┌──

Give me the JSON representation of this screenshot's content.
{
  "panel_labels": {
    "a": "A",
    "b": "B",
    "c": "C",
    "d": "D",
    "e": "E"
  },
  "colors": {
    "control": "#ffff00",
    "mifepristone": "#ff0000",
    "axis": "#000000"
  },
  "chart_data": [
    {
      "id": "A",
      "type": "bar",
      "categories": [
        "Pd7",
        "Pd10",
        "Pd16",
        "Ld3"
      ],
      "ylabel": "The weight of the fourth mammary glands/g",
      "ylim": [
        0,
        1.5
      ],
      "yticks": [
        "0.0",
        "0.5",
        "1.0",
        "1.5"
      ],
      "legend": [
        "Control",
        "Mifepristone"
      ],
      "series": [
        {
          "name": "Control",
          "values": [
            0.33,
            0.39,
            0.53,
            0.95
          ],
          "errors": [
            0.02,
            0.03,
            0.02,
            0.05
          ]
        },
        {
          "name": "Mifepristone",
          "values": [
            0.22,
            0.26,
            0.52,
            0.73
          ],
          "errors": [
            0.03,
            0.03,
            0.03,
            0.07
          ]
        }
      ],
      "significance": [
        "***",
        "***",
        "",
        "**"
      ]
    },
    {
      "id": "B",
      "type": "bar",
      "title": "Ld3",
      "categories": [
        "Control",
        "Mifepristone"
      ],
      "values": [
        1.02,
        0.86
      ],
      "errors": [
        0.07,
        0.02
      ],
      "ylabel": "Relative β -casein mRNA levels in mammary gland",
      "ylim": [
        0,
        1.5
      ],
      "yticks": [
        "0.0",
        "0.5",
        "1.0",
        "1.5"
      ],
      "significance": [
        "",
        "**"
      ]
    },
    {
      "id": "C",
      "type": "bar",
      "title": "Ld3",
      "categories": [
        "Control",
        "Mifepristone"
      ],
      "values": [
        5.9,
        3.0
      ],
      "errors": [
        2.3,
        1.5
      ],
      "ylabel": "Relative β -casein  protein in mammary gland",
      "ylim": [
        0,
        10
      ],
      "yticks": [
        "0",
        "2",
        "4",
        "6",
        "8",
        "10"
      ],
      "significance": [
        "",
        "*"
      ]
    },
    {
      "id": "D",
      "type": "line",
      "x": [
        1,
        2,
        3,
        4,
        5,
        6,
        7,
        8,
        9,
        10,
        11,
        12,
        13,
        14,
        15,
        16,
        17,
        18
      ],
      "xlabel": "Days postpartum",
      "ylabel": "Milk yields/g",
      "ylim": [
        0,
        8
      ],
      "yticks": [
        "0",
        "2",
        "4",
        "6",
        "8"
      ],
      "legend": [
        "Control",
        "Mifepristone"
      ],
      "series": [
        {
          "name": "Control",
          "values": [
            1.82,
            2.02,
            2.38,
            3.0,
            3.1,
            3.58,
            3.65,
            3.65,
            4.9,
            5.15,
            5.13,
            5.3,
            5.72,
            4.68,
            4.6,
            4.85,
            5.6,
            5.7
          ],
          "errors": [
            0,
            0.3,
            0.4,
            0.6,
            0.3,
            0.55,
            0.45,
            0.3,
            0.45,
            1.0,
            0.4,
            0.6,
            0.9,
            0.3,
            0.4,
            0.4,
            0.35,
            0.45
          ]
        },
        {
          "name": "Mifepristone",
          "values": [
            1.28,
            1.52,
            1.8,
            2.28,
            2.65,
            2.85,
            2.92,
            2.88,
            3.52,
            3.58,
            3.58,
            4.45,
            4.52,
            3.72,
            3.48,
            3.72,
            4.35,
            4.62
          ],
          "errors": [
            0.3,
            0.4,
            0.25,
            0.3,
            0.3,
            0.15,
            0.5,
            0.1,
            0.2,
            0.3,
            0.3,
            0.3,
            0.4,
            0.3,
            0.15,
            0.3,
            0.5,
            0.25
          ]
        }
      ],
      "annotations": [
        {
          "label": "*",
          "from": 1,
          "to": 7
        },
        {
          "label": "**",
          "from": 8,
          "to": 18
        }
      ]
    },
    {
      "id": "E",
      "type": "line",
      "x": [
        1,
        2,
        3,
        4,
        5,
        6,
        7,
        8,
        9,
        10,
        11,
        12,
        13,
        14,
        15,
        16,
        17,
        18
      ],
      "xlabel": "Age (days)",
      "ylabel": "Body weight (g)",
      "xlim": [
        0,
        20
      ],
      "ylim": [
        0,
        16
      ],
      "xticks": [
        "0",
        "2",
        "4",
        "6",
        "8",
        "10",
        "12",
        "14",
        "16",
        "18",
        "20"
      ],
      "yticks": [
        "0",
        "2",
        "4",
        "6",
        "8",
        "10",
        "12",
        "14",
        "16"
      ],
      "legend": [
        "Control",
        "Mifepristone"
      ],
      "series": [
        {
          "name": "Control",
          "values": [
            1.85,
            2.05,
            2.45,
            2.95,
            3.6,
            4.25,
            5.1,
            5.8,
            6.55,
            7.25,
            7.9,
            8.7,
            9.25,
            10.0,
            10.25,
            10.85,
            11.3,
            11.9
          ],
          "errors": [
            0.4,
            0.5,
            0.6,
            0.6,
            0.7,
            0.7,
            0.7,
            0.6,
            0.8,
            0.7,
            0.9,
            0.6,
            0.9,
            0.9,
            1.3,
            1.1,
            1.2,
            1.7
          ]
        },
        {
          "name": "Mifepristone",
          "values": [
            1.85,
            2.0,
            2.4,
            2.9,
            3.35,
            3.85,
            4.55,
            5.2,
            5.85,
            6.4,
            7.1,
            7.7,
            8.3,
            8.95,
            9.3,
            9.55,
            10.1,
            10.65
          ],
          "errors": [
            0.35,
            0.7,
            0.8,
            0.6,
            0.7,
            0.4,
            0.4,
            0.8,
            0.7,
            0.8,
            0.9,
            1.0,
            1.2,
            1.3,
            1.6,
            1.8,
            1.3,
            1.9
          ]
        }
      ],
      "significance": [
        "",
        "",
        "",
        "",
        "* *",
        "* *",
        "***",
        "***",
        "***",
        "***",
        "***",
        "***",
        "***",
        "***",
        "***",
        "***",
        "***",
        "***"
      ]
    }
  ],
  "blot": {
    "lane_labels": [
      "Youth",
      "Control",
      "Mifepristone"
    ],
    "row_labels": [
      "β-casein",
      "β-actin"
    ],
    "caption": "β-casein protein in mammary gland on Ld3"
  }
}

└──

* _Task instructions_
Reproduce each line above that contains "mammary".

* _Your response_
      "ylabel": "The weight of the fourth mammary glands/g",
      "ylabel": "Relative β -casein mRNA levels in mammary gland",
      "ylabel": "Relative β -casein  protein in mammary gland",
    "caption": "β-casein protein in mammary gland on Ld3"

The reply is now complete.